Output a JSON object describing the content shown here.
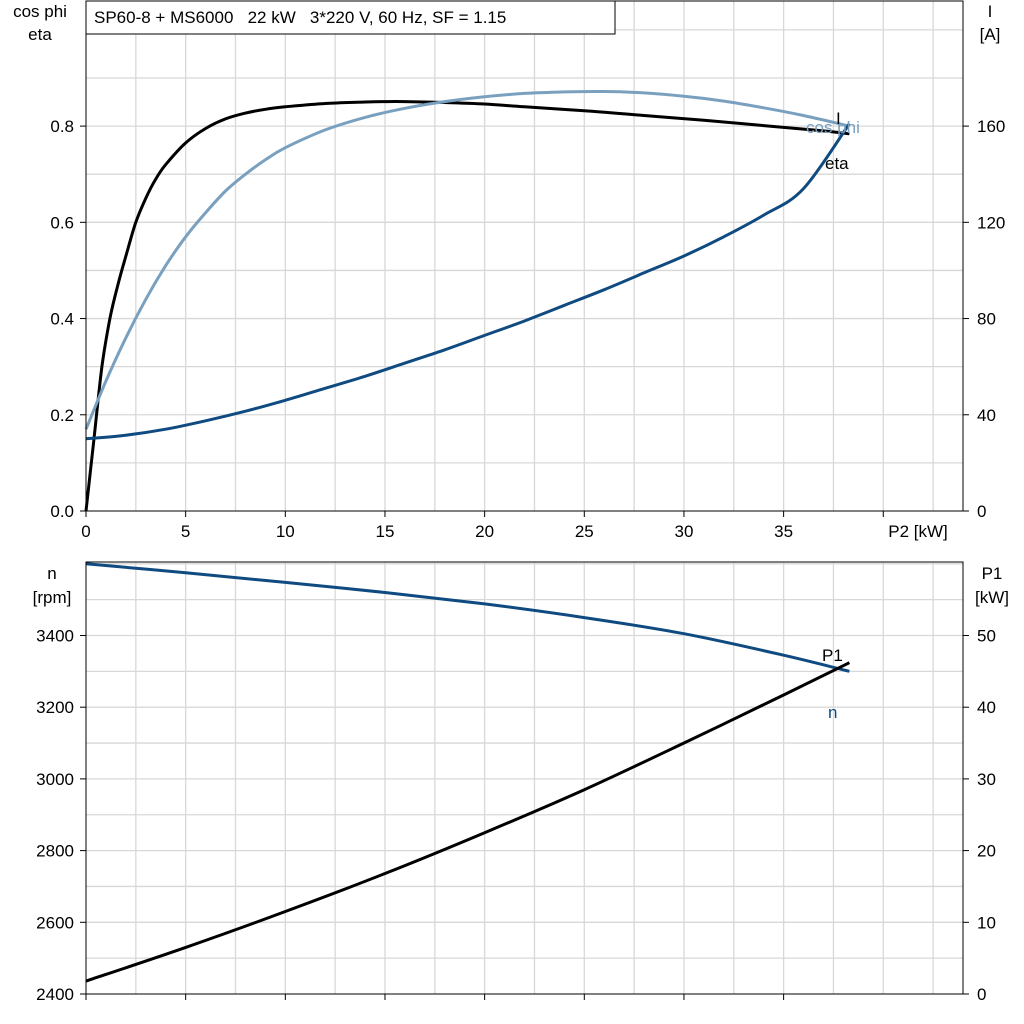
{
  "chart_data": [
    {
      "type": "line",
      "title": "SP60-8 + MS6000   22 kW   3*220 V, 60 Hz, SF = 1.15",
      "xlabel": "P2 [kW]",
      "ylabel_left": [
        "cos phi",
        "eta"
      ],
      "ylabel_right": [
        "I",
        "[A]"
      ],
      "xlim": [
        0,
        44
      ],
      "ylim_left": [
        0,
        1.06
      ],
      "ylim_right": [
        0,
        212
      ],
      "x_ticks": [
        0,
        5,
        10,
        15,
        20,
        25,
        30,
        35
      ],
      "y_ticks_left": [
        0.0,
        0.2,
        0.4,
        0.6,
        0.8
      ],
      "y_tick_labels_left": [
        "0.0",
        "0.2",
        "0.4",
        "0.6",
        "0.8"
      ],
      "y_ticks_right": [
        0,
        40,
        80,
        120,
        160
      ],
      "grid": true,
      "series": [
        {
          "name": "eta",
          "axis": "left",
          "color": "#000000",
          "x": [
            0,
            0.4,
            0.8,
            1.2,
            1.6,
            2.0,
            2.5,
            3.0,
            3.5,
            4.0,
            5.0,
            6.0,
            7.0,
            8.0,
            9.0,
            10.0,
            12.0,
            14.0,
            15.0,
            16.0,
            18.0,
            20.0,
            22.0,
            25.0,
            28.0,
            31.0,
            34.0,
            37.0,
            38.3
          ],
          "y": [
            0.0,
            0.15,
            0.3,
            0.4,
            0.47,
            0.53,
            0.6,
            0.65,
            0.69,
            0.72,
            0.765,
            0.795,
            0.815,
            0.827,
            0.835,
            0.84,
            0.847,
            0.85,
            0.851,
            0.851,
            0.849,
            0.846,
            0.84,
            0.832,
            0.822,
            0.812,
            0.801,
            0.79,
            0.784
          ]
        },
        {
          "name": "cos phi",
          "axis": "left",
          "color": "#7aa0c0",
          "x": [
            0,
            1,
            2,
            3,
            4,
            5,
            6,
            7,
            8,
            9,
            10,
            12,
            14,
            16,
            18,
            20,
            22,
            24,
            26,
            28,
            30,
            32,
            34,
            36,
            38.3
          ],
          "y": [
            0.17,
            0.27,
            0.36,
            0.44,
            0.51,
            0.57,
            0.62,
            0.665,
            0.7,
            0.73,
            0.755,
            0.792,
            0.818,
            0.837,
            0.851,
            0.861,
            0.868,
            0.871,
            0.872,
            0.869,
            0.862,
            0.852,
            0.838,
            0.822,
            0.8
          ]
        },
        {
          "name": "I",
          "axis": "right",
          "color": "#0f4a80",
          "x": [
            0,
            2,
            4,
            6,
            8,
            10,
            12,
            14,
            16,
            18,
            20,
            22,
            24,
            26,
            28,
            30,
            32,
            34,
            36,
            38.3
          ],
          "y": [
            30,
            31.5,
            34,
            37.5,
            41.5,
            46,
            51,
            56,
            61.5,
            67,
            73,
            79,
            85.5,
            92,
            99,
            106,
            114,
            123,
            134,
            161
          ]
        }
      ]
    },
    {
      "type": "line",
      "xlim": [
        0,
        44
      ],
      "ylabel_left": [
        "n",
        "[rpm]"
      ],
      "ylabel_right": [
        "P1",
        "[kW]"
      ],
      "ylim_left": [
        2400,
        3605
      ],
      "ylim_right": [
        0,
        60.25
      ],
      "y_ticks_left": [
        2400,
        2600,
        2800,
        3000,
        3200,
        3400
      ],
      "y_ticks_right": [
        0,
        10,
        20,
        30,
        40,
        50
      ],
      "x_ticks": [
        0,
        5,
        10,
        15,
        20,
        25,
        30,
        35
      ],
      "grid": true,
      "series": [
        {
          "name": "n",
          "axis": "left",
          "color": "#0f4a80",
          "x": [
            0,
            5,
            10,
            15,
            20,
            25,
            30,
            35,
            38.3
          ],
          "y": [
            3600,
            3575,
            3548,
            3520,
            3488,
            3450,
            3405,
            3345,
            3300
          ]
        },
        {
          "name": "P1",
          "axis": "right",
          "color": "#000000",
          "x": [
            0,
            5,
            10,
            15,
            20,
            25,
            30,
            35,
            38.3
          ],
          "y": [
            1.8,
            6.5,
            11.5,
            16.8,
            22.5,
            28.5,
            35.0,
            41.7,
            46.2
          ]
        }
      ]
    }
  ]
}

Objective
Retype the entries word for word. Omit any images.

Written response
Output a JSON object describing the content shown here.
{
  "chart_data": [
    {
      "type": "line",
      "title": "SP60-8 + MS6000   22 kW   3*220 V, 60 Hz, SF = 1.15",
      "xlabel": "P2 [kW]",
      "ylabel_left": [
        "cos phi",
        "eta"
      ],
      "ylabel_right": [
        "I",
        "[A]"
      ],
      "xlim": [
        0,
        44
      ],
      "ylim_left": [
        0,
        1.06
      ],
      "ylim_right": [
        0,
        212
      ],
      "x_ticks": [
        0,
        5,
        10,
        15,
        20,
        25,
        30,
        35
      ],
      "y_ticks_left": [
        0.0,
        0.2,
        0.4,
        0.6,
        0.8
      ],
      "y_tick_labels_left": [
        "0.0",
        "0.2",
        "0.4",
        "0.6",
        "0.8"
      ],
      "y_ticks_right": [
        0,
        40,
        80,
        120,
        160
      ],
      "grid": true,
      "series": [
        {
          "name": "eta",
          "axis": "left",
          "color": "#000000",
          "x": [
            0,
            0.4,
            0.8,
            1.2,
            1.6,
            2.0,
            2.5,
            3.0,
            3.5,
            4.0,
            5.0,
            6.0,
            7.0,
            8.0,
            9.0,
            10.0,
            12.0,
            14.0,
            15.0,
            16.0,
            18.0,
            20.0,
            22.0,
            25.0,
            28.0,
            31.0,
            34.0,
            37.0,
            38.3
          ],
          "y": [
            0.0,
            0.15,
            0.3,
            0.4,
            0.47,
            0.53,
            0.6,
            0.65,
            0.69,
            0.72,
            0.765,
            0.795,
            0.815,
            0.827,
            0.835,
            0.84,
            0.847,
            0.85,
            0.851,
            0.851,
            0.849,
            0.846,
            0.84,
            0.832,
            0.822,
            0.812,
            0.801,
            0.79,
            0.784
          ]
        },
        {
          "name": "cos phi",
          "axis": "left",
          "color": "#7aa0c0",
          "x": [
            0,
            1,
            2,
            3,
            4,
            5,
            6,
            7,
            8,
            9,
            10,
            12,
            14,
            16,
            18,
            20,
            22,
            24,
            26,
            28,
            30,
            32,
            34,
            36,
            38.3
          ],
          "y": [
            0.17,
            0.27,
            0.36,
            0.44,
            0.51,
            0.57,
            0.62,
            0.665,
            0.7,
            0.73,
            0.755,
            0.792,
            0.818,
            0.837,
            0.851,
            0.861,
            0.868,
            0.871,
            0.872,
            0.869,
            0.862,
            0.852,
            0.838,
            0.822,
            0.8
          ]
        },
        {
          "name": "I",
          "axis": "right",
          "color": "#0f4a80",
          "x": [
            0,
            2,
            4,
            6,
            8,
            10,
            12,
            14,
            16,
            18,
            20,
            22,
            24,
            26,
            28,
            30,
            32,
            34,
            36,
            38.3
          ],
          "y": [
            30,
            31.5,
            34,
            37.5,
            41.5,
            46,
            51,
            56,
            61.5,
            67,
            73,
            79,
            85.5,
            92,
            99,
            106,
            114,
            123,
            134,
            161
          ]
        }
      ]
    },
    {
      "type": "line",
      "xlim": [
        0,
        44
      ],
      "ylabel_left": [
        "n",
        "[rpm]"
      ],
      "ylabel_right": [
        "P1",
        "[kW]"
      ],
      "ylim_left": [
        2400,
        3605
      ],
      "ylim_right": [
        0,
        60.25
      ],
      "y_ticks_left": [
        2400,
        2600,
        2800,
        3000,
        3200,
        3400
      ],
      "y_ticks_right": [
        0,
        10,
        20,
        30,
        40,
        50
      ],
      "x_ticks": [
        0,
        5,
        10,
        15,
        20,
        25,
        30,
        35
      ],
      "grid": true,
      "series": [
        {
          "name": "n",
          "axis": "left",
          "color": "#0f4a80",
          "x": [
            0,
            5,
            10,
            15,
            20,
            25,
            30,
            35,
            38.3
          ],
          "y": [
            3600,
            3575,
            3548,
            3520,
            3488,
            3450,
            3405,
            3345,
            3300
          ]
        },
        {
          "name": "P1",
          "axis": "right",
          "color": "#000000",
          "x": [
            0,
            5,
            10,
            15,
            20,
            25,
            30,
            35,
            38.3
          ],
          "y": [
            1.8,
            6.5,
            11.5,
            16.8,
            22.5,
            28.5,
            35.0,
            41.7,
            46.2
          ]
        }
      ]
    }
  ]
}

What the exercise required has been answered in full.